AIM: Can you quote the lines below exactly, starting at the line with "What data populates" and going through the last one?

Data records:
========

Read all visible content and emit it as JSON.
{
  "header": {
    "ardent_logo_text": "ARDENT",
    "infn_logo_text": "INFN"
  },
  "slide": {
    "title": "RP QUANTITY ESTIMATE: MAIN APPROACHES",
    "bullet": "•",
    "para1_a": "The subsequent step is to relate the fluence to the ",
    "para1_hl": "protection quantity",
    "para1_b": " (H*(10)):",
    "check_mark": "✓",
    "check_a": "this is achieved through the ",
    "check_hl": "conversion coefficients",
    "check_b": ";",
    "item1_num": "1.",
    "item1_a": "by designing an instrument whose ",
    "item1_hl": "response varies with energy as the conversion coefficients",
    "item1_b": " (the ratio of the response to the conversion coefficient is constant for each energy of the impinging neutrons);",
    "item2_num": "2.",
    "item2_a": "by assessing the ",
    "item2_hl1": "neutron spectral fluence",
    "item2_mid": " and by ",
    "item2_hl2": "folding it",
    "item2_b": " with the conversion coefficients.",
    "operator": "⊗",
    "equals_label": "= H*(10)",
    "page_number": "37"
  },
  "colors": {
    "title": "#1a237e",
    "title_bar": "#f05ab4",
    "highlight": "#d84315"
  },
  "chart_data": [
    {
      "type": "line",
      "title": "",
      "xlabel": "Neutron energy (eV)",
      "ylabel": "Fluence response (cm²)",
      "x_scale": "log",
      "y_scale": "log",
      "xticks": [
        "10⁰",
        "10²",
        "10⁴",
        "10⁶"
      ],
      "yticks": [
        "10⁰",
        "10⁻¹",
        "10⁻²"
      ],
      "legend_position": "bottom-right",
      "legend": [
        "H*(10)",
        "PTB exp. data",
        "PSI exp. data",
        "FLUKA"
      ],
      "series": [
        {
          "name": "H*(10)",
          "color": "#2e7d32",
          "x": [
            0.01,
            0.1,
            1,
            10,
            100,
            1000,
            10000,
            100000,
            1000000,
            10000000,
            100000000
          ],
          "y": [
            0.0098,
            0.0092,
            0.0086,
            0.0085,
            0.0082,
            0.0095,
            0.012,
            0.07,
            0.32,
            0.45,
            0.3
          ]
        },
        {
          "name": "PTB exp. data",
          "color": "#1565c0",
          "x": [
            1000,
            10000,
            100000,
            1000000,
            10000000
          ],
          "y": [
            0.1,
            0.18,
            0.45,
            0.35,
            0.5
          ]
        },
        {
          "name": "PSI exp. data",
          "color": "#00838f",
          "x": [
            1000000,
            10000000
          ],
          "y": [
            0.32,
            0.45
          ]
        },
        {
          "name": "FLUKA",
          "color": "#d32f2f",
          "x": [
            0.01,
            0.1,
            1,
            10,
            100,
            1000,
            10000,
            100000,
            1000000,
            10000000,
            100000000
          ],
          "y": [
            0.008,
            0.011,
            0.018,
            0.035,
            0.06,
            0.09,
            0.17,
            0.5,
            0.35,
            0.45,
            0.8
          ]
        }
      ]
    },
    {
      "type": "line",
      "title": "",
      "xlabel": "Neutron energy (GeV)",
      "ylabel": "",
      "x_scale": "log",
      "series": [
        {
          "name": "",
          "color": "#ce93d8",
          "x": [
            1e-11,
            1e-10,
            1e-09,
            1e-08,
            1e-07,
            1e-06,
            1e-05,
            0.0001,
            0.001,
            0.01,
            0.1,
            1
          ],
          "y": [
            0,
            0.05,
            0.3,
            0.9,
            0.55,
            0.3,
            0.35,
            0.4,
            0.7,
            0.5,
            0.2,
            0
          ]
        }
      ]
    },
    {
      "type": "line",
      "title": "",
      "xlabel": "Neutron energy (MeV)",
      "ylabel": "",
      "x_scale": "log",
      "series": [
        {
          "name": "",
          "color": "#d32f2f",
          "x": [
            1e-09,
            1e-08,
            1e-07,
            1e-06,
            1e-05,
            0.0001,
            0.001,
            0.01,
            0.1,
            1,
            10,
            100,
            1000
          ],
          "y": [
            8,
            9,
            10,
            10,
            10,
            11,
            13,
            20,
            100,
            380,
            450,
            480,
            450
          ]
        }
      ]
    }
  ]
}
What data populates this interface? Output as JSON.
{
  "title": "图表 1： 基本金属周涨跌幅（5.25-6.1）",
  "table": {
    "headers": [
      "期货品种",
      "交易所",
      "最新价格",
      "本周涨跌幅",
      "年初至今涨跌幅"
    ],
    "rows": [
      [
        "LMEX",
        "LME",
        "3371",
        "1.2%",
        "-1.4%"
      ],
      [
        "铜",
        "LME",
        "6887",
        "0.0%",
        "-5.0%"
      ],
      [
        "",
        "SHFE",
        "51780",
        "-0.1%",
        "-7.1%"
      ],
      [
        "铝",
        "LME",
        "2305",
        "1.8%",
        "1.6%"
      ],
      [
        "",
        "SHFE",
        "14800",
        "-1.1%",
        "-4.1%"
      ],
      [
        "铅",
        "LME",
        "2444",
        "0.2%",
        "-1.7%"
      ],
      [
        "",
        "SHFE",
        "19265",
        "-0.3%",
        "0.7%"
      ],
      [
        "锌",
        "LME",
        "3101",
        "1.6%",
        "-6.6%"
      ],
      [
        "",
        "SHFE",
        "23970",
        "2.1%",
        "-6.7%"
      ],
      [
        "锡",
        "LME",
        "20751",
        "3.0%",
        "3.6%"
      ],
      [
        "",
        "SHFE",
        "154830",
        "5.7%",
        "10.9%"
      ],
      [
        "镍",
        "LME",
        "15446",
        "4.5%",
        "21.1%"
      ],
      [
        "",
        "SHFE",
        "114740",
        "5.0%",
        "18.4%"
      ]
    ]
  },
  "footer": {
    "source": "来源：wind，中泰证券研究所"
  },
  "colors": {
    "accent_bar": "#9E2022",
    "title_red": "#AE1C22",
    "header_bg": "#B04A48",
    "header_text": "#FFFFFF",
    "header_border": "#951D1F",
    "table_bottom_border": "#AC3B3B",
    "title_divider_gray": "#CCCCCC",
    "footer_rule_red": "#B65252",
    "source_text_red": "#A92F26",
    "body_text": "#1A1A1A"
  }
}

========

RESULT OF THE TASK:
What data populates this interface? Output as JSON.
{
  "title": "图表 1： 基本金属周涨跌幅（5.25-6.1）",
  "table": {
    "headers": [
      "期货品种",
      "交易所",
      "最新价格",
      "本周涨跌幅",
      "年初至今涨跌幅"
    ],
    "rows": [
      [
        "LMEX",
        "LME",
        "3371",
        "1.2%",
        "-1.4%"
      ],
      [
        "铜",
        "LME",
        "6887",
        "0.0%",
        "-5.0%"
      ],
      [
        "",
        "SHFE",
        "51780",
        "-0.1%",
        "-7.1%"
      ],
      [
        "铝",
        "LME",
        "2305",
        "1.8%",
        "1.6%"
      ],
      [
        "",
        "SHFE",
        "14800",
        "-1.1%",
        "-4.1%"
      ],
      [
        "铅",
        "LME",
        "2444",
        "0.2%",
        "-1.7%"
      ],
      [
        "",
        "SHFE",
        "19265",
        "-0.3%",
        "0.7%"
      ],
      [
        "锌",
        "LME",
        "3101",
        "1.6%",
        "-6.6%"
      ],
      [
        "",
        "SHFE",
        "23970",
        "2.1%",
        "-6.7%"
      ],
      [
        "锡",
        "LME",
        "20751",
        "3.0%",
        "3.6%"
      ],
      [
        "",
        "SHFE",
        "154830",
        "5.7%",
        "10.9%"
      ],
      [
        "镍",
        "LME",
        "15446",
        "4.5%",
        "21.1%"
      ],
      [
        "",
        "SHFE",
        "114740",
        "5.0%",
        "18.4%"
      ]
    ]
  },
  "footer": {
    "source": "来源：wind，中泰证券研究所"
  },
  "colors": {
    "accent_bar": "#9E2022",
    "title_red": "#AE1C22",
    "header_bg": "#B04A48",
    "header_text": "#FFFFFF",
    "header_border": "#951D1F",
    "table_bottom_border": "#AC3B3B",
    "title_divider_gray": "#CCCCCC",
    "footer_rule_red": "#B65252",
    "source_text_red": "#A92F26",
    "body_text": "#1A1A1A"
  }
}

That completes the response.